### Work required
Exactly reproduce the lines that follow.

### Stored data
============================================================

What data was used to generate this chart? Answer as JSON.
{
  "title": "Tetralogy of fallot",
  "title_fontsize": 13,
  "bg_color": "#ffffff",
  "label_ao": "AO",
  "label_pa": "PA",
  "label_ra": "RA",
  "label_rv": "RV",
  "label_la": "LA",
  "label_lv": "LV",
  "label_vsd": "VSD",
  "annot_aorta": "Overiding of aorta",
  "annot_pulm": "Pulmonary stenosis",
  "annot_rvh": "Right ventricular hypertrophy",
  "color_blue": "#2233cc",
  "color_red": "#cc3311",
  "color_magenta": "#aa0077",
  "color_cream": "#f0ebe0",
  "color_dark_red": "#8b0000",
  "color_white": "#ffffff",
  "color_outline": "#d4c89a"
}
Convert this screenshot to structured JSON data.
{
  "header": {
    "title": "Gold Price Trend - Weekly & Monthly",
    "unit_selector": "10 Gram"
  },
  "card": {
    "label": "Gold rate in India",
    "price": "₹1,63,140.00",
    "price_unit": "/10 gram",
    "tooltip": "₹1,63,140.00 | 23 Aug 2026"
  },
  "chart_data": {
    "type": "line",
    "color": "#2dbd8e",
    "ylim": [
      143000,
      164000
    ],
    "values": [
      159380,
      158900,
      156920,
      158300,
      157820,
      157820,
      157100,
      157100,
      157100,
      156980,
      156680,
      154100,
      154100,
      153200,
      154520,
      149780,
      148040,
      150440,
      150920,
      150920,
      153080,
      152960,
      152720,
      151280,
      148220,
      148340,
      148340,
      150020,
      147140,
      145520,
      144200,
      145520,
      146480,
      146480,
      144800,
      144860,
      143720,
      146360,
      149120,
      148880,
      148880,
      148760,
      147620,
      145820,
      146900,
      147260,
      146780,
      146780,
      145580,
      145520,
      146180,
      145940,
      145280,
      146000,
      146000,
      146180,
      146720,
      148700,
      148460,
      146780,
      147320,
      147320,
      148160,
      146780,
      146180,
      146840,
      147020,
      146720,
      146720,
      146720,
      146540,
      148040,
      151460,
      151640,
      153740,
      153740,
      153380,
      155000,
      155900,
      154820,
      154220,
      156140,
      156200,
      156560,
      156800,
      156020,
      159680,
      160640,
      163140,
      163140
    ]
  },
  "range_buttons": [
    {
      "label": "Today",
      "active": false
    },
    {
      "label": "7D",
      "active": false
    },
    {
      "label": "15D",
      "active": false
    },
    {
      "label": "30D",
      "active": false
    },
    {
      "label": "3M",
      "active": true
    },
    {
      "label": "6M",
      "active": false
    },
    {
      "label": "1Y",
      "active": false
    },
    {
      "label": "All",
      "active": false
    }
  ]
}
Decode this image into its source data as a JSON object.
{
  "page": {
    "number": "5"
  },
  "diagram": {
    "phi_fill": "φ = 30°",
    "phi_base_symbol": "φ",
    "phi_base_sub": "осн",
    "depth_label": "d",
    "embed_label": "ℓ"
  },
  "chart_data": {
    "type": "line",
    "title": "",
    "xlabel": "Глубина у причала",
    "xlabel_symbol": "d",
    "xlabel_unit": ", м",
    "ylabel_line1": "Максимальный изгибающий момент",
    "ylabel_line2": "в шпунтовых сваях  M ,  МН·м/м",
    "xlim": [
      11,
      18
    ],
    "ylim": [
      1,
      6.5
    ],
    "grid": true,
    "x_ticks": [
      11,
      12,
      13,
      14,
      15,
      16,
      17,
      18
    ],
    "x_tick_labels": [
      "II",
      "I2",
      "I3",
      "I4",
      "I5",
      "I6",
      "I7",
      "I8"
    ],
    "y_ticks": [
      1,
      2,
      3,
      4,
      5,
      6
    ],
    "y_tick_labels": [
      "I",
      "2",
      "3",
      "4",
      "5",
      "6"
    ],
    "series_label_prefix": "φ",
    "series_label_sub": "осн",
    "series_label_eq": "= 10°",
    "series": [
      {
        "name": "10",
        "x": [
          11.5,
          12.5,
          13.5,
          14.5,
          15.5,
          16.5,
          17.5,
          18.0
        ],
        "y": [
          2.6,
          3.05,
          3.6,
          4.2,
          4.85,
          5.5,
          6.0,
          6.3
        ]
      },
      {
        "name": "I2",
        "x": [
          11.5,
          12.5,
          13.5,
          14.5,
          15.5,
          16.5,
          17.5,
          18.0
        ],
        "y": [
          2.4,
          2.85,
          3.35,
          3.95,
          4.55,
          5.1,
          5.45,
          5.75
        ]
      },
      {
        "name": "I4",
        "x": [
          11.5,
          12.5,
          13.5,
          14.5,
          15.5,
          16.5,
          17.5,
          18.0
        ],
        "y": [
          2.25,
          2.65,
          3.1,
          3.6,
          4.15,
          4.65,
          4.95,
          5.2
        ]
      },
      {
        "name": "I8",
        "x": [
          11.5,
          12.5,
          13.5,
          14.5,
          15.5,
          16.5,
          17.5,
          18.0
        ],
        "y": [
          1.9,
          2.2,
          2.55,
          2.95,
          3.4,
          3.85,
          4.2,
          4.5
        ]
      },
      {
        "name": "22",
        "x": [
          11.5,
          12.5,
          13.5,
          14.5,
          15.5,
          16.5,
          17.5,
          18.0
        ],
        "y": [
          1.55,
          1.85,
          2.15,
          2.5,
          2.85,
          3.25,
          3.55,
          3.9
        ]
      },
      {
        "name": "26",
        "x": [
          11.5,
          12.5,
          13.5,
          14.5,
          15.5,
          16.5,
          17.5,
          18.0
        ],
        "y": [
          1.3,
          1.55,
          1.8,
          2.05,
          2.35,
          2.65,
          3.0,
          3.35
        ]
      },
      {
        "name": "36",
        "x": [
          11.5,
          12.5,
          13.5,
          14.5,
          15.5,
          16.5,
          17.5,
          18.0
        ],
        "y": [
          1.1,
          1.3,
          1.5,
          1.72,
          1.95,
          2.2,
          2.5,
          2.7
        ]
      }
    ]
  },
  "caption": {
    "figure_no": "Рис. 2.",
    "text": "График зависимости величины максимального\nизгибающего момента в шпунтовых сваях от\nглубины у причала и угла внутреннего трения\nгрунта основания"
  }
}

============================================================

### Full output
What data was used to generate this chart? Answer as JSON.
{
  "title": "Tetralogy of fallot",
  "title_fontsize": 13,
  "bg_color": "#ffffff",
  "label_ao": "AO",
  "label_pa": "PA",
  "label_ra": "RA",
  "label_rv": "RV",
  "label_la": "LA",
  "label_lv": "LV",
  "label_vsd": "VSD",
  "annot_aorta": "Overiding of aorta",
  "annot_pulm": "Pulmonary stenosis",
  "annot_rvh": "Right ventricular hypertrophy",
  "color_blue": "#2233cc",
  "color_red": "#cc3311",
  "color_magenta": "#aa0077",
  "color_cream": "#f0ebe0",
  "color_dark_red": "#8b0000",
  "color_white": "#ffffff",
  "color_outline": "#d4c89a"
}
Convert this screenshot to structured JSON data.
{
  "header": {
    "title": "Gold Price Trend - Weekly & Monthly",
    "unit_selector": "10 Gram"
  },
  "card": {
    "label": "Gold rate in India",
    "price": "₹1,63,140.00",
    "price_unit": "/10 gram",
    "tooltip": "₹1,63,140.00 | 23 Aug 2026"
  },
  "chart_data": {
    "type": "line",
    "color": "#2dbd8e",
    "ylim": [
      143000,
      164000
    ],
    "values": [
      159380,
      158900,
      156920,
      158300,
      157820,
      157820,
      157100,
      157100,
      157100,
      156980,
      156680,
      154100,
      154100,
      153200,
      154520,
      149780,
      148040,
      150440,
      150920,
      150920,
      153080,
      152960,
      152720,
      151280,
      148220,
      148340,
      148340,
      150020,
      147140,
      145520,
      144200,
      145520,
      146480,
      146480,
      144800,
      144860,
      143720,
      146360,
      149120,
      148880,
      148880,
      148760,
      147620,
      145820,
      146900,
      147260,
      146780,
      146780,
      145580,
      145520,
      146180,
      145940,
      145280,
      146000,
      146000,
      146180,
      146720,
      148700,
      148460,
      146780,
      147320,
      147320,
      148160,
      146780,
      146180,
      146840,
      147020,
      146720,
      146720,
      146720,
      146540,
      148040,
      151460,
      151640,
      153740,
      153740,
      153380,
      155000,
      155900,
      154820,
      154220,
      156140,
      156200,
      156560,
      156800,
      156020,
      159680,
      160640,
      163140,
      163140
    ]
  },
  "range_buttons": [
    {
      "label": "Today",
      "active": false
    },
    {
      "label": "7D",
      "active": false
    },
    {
      "label": "15D",
      "active": false
    },
    {
      "label": "30D",
      "active": false
    },
    {
      "label": "3M",
      "active": true
    },
    {
      "label": "6M",
      "active": false
    },
    {
      "label": "1Y",
      "active": false
    },
    {
      "label": "All",
      "active": false
    }
  ]
}
Decode this image into its source data as a JSON object.
{
  "page": {
    "number": "5"
  },
  "diagram": {
    "phi_fill": "φ = 30°",
    "phi_base_symbol": "φ",
    "phi_base_sub": "осн",
    "depth_label": "d",
    "embed_label": "ℓ"
  },
  "chart_data": {
    "type": "line",
    "title": "",
    "xlabel": "Глубина у причала",
    "xlabel_symbol": "d",
    "xlabel_unit": ", м",
    "ylabel_line1": "Максимальный изгибающий момент",
    "ylabel_line2": "в шпунтовых сваях  M ,  МН·м/м",
    "xlim": [
      11,
      18
    ],
    "ylim": [
      1,
      6.5
    ],
    "grid": true,
    "x_ticks": [
      11,
      12,
      13,
      14,
      15,
      16,
      17,
      18
    ],
    "x_tick_labels": [
      "II",
      "I2",
      "I3",
      "I4",
      "I5",
      "I6",
      "I7",
      "I8"
    ],
    "y_ticks": [
      1,
      2,
      3,
      4,
      5,
      6
    ],
    "y_tick_labels": [
      "I",
      "2",
      "3",
      "4",
      "5",
      "6"
    ],
    "series_label_prefix": "φ",
    "series_label_sub": "осн",
    "series_label_eq": "= 10°",
    "series": [
      {
        "name": "10",
        "x": [
          11.5,
          12.5,
          13.5,
          14.5,
          15.5,
          16.5,
          17.5,
          18.0
        ],
        "y": [
          2.6,
          3.05,
          3.6,
          4.2,
          4.85,
          5.5,
          6.0,
          6.3
        ]
      },
      {
        "name": "I2",
        "x": [
          11.5,
          12.5,
          13.5,
          14.5,
          15.5,
          16.5,
          17.5,
          18.0
        ],
        "y": [
          2.4,
          2.85,
          3.35,
          3.95,
          4.55,
          5.1,
          5.45,
          5.75
        ]
      },
      {
        "name": "I4",
        "x": [
          11.5,
          12.5,
          13.5,
          14.5,
          15.5,
          16.5,
          17.5,
          18.0
        ],
        "y": [
          2.25,
          2.65,
          3.1,
          3.6,
          4.15,
          4.65,
          4.95,
          5.2
        ]
      },
      {
        "name": "I8",
        "x": [
          11.5,
          12.5,
          13.5,
          14.5,
          15.5,
          16.5,
          17.5,
          18.0
        ],
        "y": [
          1.9,
          2.2,
          2.55,
          2.95,
          3.4,
          3.85,
          4.2,
          4.5
        ]
      },
      {
        "name": "22",
        "x": [
          11.5,
          12.5,
          13.5,
          14.5,
          15.5,
          16.5,
          17.5,
          18.0
        ],
        "y": [
          1.55,
          1.85,
          2.15,
          2.5,
          2.85,
          3.25,
          3.55,
          3.9
        ]
      },
      {
        "name": "26",
        "x": [
          11.5,
          12.5,
          13.5,
          14.5,
          15.5,
          16.5,
          17.5,
          18.0
        ],
        "y": [
          1.3,
          1.55,
          1.8,
          2.05,
          2.35,
          2.65,
          3.0,
          3.35
        ]
      },
      {
        "name": "36",
        "x": [
          11.5,
          12.5,
          13.5,
          14.5,
          15.5,
          16.5,
          17.5,
          18.0
        ],
        "y": [
          1.1,
          1.3,
          1.5,
          1.72,
          1.95,
          2.2,
          2.5,
          2.7
        ]
      }
    ]
  },
  "caption": {
    "figure_no": "Рис. 2.",
    "text": "График зависимости величины максимального\nизгибающего момента в шпунтовых сваях от\nглубины у причала и угла внутреннего трения\nгрунта основания"
  }
}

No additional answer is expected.